**Data for processing**
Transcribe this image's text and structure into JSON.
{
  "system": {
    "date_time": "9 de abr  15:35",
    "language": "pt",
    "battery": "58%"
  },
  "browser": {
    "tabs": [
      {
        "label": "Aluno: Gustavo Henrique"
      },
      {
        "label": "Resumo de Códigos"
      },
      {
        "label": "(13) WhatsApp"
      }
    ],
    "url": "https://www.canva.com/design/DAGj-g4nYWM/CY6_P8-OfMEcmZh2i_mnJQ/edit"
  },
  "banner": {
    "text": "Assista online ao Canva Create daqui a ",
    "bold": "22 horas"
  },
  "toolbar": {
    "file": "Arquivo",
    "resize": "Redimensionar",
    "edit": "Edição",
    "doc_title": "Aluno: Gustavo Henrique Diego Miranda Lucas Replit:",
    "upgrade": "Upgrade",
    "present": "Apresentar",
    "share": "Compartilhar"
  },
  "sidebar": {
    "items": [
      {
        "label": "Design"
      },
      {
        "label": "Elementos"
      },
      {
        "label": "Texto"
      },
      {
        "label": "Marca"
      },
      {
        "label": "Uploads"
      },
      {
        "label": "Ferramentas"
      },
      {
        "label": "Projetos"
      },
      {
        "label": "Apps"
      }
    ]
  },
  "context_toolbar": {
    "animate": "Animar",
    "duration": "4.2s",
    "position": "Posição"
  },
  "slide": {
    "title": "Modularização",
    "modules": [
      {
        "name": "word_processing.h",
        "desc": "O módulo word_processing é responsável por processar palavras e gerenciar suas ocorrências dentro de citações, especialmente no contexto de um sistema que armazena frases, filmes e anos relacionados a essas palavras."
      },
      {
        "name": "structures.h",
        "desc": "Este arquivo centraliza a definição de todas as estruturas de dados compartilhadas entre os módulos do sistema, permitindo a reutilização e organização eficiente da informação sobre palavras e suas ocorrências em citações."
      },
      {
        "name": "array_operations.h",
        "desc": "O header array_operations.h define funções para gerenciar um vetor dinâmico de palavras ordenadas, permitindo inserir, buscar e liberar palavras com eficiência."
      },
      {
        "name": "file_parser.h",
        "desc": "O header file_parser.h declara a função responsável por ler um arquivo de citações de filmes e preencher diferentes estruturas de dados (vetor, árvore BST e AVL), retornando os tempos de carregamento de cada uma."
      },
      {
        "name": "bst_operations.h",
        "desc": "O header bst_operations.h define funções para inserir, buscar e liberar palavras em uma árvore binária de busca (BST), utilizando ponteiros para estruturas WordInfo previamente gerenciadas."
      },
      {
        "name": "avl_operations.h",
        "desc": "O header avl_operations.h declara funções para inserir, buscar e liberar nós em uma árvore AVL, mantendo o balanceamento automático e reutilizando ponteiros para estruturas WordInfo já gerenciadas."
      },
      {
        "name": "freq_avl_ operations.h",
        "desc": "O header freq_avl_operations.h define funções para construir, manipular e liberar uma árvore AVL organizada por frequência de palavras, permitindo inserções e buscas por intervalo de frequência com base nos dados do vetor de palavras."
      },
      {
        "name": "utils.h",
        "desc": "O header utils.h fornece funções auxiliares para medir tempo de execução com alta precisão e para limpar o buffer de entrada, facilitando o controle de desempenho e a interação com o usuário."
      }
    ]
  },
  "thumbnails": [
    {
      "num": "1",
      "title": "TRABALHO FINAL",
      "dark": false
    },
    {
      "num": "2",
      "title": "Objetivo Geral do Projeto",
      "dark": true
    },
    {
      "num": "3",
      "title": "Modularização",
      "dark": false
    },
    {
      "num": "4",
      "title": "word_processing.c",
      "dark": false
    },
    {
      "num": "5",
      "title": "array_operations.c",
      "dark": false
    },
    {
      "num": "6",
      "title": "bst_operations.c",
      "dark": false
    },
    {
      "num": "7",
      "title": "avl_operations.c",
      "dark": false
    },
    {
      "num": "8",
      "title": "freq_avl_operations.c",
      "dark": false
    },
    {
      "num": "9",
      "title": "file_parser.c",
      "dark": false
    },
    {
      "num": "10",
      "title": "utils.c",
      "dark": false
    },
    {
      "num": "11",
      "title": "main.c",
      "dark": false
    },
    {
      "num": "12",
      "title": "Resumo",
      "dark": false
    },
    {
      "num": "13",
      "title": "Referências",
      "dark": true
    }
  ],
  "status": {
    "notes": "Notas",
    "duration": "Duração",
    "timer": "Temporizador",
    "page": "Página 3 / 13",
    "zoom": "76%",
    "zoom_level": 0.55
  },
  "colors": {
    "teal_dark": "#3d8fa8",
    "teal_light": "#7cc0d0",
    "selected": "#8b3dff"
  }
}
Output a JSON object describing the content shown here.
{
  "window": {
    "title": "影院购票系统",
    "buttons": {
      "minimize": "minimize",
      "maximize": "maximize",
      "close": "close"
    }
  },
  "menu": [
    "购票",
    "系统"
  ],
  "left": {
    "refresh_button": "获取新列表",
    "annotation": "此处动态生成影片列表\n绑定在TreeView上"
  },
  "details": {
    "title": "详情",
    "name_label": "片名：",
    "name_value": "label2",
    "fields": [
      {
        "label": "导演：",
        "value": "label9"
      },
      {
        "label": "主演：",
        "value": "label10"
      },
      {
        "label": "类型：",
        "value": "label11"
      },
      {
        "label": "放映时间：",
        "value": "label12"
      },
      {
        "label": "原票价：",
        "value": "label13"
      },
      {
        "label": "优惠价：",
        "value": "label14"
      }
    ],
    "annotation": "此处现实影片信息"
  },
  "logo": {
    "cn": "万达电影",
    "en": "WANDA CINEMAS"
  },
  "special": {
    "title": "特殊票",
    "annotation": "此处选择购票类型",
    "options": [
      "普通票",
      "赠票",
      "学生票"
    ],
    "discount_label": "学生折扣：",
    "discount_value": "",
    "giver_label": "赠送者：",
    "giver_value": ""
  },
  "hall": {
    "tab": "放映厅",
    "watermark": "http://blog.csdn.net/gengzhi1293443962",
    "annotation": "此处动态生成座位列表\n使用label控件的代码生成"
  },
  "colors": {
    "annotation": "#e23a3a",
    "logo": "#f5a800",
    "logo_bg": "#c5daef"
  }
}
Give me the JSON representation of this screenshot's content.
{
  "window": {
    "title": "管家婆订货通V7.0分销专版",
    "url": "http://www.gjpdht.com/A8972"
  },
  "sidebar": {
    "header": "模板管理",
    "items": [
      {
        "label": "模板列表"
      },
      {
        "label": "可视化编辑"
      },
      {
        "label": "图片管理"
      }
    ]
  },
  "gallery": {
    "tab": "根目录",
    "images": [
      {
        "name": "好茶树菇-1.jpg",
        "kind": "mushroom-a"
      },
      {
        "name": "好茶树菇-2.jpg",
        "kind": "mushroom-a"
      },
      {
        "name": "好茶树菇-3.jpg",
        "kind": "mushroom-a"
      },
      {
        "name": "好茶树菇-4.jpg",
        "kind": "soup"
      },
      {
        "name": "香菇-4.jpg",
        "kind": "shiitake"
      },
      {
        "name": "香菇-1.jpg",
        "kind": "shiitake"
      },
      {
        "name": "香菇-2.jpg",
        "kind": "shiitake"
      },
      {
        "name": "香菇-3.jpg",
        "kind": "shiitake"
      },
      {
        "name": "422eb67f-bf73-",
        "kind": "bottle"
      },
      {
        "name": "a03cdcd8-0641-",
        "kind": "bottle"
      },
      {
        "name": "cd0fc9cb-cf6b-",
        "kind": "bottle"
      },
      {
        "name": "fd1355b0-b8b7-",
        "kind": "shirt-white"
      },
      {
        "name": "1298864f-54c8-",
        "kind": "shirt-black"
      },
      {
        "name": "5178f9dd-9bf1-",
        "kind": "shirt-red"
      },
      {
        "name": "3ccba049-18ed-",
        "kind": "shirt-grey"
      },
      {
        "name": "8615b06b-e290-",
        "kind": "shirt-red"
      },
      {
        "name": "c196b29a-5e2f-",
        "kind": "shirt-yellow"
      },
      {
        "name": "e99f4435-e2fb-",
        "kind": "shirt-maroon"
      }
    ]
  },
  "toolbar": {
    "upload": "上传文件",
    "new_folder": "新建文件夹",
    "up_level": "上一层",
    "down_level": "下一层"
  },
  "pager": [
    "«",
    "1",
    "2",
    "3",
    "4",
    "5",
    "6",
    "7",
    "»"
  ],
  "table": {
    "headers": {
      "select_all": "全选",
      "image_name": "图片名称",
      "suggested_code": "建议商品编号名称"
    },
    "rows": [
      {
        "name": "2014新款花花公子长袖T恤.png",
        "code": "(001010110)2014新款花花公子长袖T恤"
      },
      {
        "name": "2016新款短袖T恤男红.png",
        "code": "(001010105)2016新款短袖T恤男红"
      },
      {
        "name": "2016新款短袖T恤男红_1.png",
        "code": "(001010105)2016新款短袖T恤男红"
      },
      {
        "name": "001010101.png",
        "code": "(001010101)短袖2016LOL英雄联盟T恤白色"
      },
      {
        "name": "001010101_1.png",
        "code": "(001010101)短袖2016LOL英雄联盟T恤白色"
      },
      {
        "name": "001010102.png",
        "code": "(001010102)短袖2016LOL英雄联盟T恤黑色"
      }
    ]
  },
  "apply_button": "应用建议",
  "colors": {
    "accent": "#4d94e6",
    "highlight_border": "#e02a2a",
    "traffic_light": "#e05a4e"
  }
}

**Do this**
Look through the material above and work out how many of its lines contain "Resumo". State the number only.

**In response**
2